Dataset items
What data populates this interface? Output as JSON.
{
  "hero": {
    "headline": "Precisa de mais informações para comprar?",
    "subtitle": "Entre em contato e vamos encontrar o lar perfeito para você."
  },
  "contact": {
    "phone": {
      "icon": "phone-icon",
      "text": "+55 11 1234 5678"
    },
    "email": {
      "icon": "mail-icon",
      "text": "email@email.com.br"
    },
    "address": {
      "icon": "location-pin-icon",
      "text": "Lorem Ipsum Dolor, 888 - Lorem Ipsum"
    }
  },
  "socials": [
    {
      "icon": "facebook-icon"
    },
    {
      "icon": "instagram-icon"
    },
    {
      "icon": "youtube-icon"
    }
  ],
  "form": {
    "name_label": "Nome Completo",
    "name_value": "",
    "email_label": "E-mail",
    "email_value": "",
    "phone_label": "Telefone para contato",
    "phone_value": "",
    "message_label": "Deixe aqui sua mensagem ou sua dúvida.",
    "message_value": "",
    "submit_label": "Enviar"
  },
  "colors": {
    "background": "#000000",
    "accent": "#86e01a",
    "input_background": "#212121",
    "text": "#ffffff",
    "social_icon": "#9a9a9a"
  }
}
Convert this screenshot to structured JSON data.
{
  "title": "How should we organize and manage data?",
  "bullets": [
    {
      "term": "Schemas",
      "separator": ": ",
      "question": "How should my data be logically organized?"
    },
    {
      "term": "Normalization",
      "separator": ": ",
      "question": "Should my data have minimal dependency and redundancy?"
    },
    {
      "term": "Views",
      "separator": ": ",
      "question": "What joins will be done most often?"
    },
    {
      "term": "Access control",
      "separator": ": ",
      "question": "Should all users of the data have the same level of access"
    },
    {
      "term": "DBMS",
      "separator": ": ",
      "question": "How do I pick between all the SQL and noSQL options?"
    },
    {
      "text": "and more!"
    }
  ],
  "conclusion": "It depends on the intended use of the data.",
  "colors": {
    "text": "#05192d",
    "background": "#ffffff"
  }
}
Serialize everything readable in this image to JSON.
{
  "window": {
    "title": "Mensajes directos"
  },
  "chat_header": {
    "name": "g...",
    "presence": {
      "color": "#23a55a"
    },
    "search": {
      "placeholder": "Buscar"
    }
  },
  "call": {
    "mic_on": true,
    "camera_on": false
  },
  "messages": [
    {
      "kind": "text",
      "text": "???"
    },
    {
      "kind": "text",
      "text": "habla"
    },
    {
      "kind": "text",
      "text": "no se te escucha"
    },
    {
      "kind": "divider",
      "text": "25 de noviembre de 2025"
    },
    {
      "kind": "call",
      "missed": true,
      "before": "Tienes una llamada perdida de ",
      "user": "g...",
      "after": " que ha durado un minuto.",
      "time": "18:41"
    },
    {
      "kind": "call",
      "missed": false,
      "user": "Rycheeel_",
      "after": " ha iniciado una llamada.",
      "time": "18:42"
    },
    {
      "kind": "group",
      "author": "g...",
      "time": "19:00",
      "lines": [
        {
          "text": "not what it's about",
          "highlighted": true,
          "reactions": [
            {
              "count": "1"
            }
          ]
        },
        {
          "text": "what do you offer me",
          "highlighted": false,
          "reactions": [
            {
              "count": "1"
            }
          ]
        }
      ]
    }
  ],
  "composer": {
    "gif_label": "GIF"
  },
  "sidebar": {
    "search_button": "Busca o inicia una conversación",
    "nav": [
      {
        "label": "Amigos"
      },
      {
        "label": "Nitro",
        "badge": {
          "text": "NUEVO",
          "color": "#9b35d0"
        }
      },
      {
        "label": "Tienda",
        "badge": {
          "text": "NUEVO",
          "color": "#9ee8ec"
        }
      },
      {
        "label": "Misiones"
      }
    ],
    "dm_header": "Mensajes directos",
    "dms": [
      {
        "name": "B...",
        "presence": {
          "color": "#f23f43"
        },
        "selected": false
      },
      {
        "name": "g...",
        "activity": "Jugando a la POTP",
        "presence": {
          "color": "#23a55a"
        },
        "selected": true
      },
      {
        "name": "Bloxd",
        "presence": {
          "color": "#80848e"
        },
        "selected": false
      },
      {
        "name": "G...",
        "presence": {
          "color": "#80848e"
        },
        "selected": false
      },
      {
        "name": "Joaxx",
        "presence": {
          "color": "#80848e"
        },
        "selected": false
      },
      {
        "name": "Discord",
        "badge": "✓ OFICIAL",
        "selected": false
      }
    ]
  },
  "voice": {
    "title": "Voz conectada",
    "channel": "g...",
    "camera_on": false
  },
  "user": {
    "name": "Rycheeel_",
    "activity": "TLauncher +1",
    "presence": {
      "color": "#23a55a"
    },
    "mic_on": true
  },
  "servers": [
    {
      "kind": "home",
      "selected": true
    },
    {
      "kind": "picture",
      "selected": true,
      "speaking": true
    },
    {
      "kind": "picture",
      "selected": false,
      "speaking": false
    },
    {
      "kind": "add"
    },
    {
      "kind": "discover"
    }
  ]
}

§ What you have to do: What is needed here is an exact reproduction of all the entries.

§ Solved exercise:
What data populates this interface? Output as JSON.
{
  "hero": {
    "headline": "Precisa de mais informações para comprar?",
    "subtitle": "Entre em contato e vamos encontrar o lar perfeito para você."
  },
  "contact": {
    "phone": {
      "icon": "phone-icon",
      "text": "+55 11 1234 5678"
    },
    "email": {
      "icon": "mail-icon",
      "text": "email@email.com.br"
    },
    "address": {
      "icon": "location-pin-icon",
      "text": "Lorem Ipsum Dolor, 888 - Lorem Ipsum"
    }
  },
  "socials": [
    {
      "icon": "facebook-icon"
    },
    {
      "icon": "instagram-icon"
    },
    {
      "icon": "youtube-icon"
    }
  ],
  "form": {
    "name_label": "Nome Completo",
    "name_value": "",
    "email_label": "E-mail",
    "email_value": "",
    "phone_label": "Telefone para contato",
    "phone_value": "",
    "message_label": "Deixe aqui sua mensagem ou sua dúvida.",
    "message_value": "",
    "submit_label": "Enviar"
  },
  "colors": {
    "background": "#000000",
    "accent": "#86e01a",
    "input_background": "#212121",
    "text": "#ffffff",
    "social_icon": "#9a9a9a"
  }
}
Convert this screenshot to structured JSON data.
{
  "title": "How should we organize and manage data?",
  "bullets": [
    {
      "term": "Schemas",
      "separator": ": ",
      "question": "How should my data be logically organized?"
    },
    {
      "term": "Normalization",
      "separator": ": ",
      "question": "Should my data have minimal dependency and redundancy?"
    },
    {
      "term": "Views",
      "separator": ": ",
      "question": "What joins will be done most often?"
    },
    {
      "term": "Access control",
      "separator": ": ",
      "question": "Should all users of the data have the same level of access"
    },
    {
      "term": "DBMS",
      "separator": ": ",
      "question": "How do I pick between all the SQL and noSQL options?"
    },
    {
      "text": "and more!"
    }
  ],
  "conclusion": "It depends on the intended use of the data.",
  "colors": {
    "text": "#05192d",
    "background": "#ffffff"
  }
}
Serialize everything readable in this image to JSON.
{
  "window": {
    "title": "Mensajes directos"
  },
  "chat_header": {
    "name": "g...",
    "presence": {
      "color": "#23a55a"
    },
    "search": {
      "placeholder": "Buscar"
    }
  },
  "call": {
    "mic_on": true,
    "camera_on": false
  },
  "messages": [
    {
      "kind": "text",
      "text": "???"
    },
    {
      "kind": "text",
      "text": "habla"
    },
    {
      "kind": "text",
      "text": "no se te escucha"
    },
    {
      "kind": "divider",
      "text": "25 de noviembre de 2025"
    },
    {
      "kind": "call",
      "missed": true,
      "before": "Tienes una llamada perdida de ",
      "user": "g...",
      "after": " que ha durado un minuto.",
      "time": "18:41"
    },
    {
      "kind": "call",
      "missed": false,
      "user": "Rycheeel_",
      "after": " ha iniciado una llamada.",
      "time": "18:42"
    },
    {
      "kind": "group",
      "author": "g...",
      "time": "19:00",
      "lines": [
        {
          "text": "not what it's about",
          "highlighted": true,
          "reactions": [
            {
              "count": "1"
            }
          ]
        },
        {
          "text": "what do you offer me",
          "highlighted": false,
          "reactions": [
            {
              "count": "1"
            }
          ]
        }
      ]
    }
  ],
  "composer": {
    "gif_label": "GIF"
  },
  "sidebar": {
    "search_button": "Busca o inicia una conversación",
    "nav": [
      {
        "label": "Amigos"
      },
      {
        "label": "Nitro",
        "badge": {
          "text": "NUEVO",
          "color": "#9b35d0"
        }
      },
      {
        "label": "Tienda",
        "badge": {
          "text": "NUEVO",
          "color": "#9ee8ec"
        }
      },
      {
        "label": "Misiones"
      }
    ],
    "dm_header": "Mensajes directos",
    "dms": [
      {
        "name": "B...",
        "presence": {
          "color": "#f23f43"
        },
        "selected": false
      },
      {
        "name": "g...",
        "activity": "Jugando a la POTP",
        "presence": {
          "color": "#23a55a"
        },
        "selected": true
      },
      {
        "name": "Bloxd",
        "presence": {
          "color": "#80848e"
        },
        "selected": false
      },
      {
        "name": "G...",
        "presence": {
          "color": "#80848e"
        },
        "selected": false
      },
      {
        "name": "Joaxx",
        "presence": {
          "color": "#80848e"
        },
        "selected": false
      },
      {
        "name": "Discord",
        "badge": "✓ OFICIAL",
        "selected": false
      }
    ]
  },
  "voice": {
    "title": "Voz conectada",
    "channel": "g...",
    "camera_on": false
  },
  "user": {
    "name": "Rycheeel_",
    "activity": "TLauncher +1",
    "presence": {
      "color": "#23a55a"
    },
    "mic_on": true
  },
  "servers": [
    {
      "kind": "home",
      "selected": true
    },
    {
      "kind": "picture",
      "selected": true,
      "speaking": true
    },
    {
      "kind": "picture",
      "selected": false,
      "speaking": false
    },
    {
      "kind": "add"
    },
    {
      "kind": "discover"
    }
  ]
}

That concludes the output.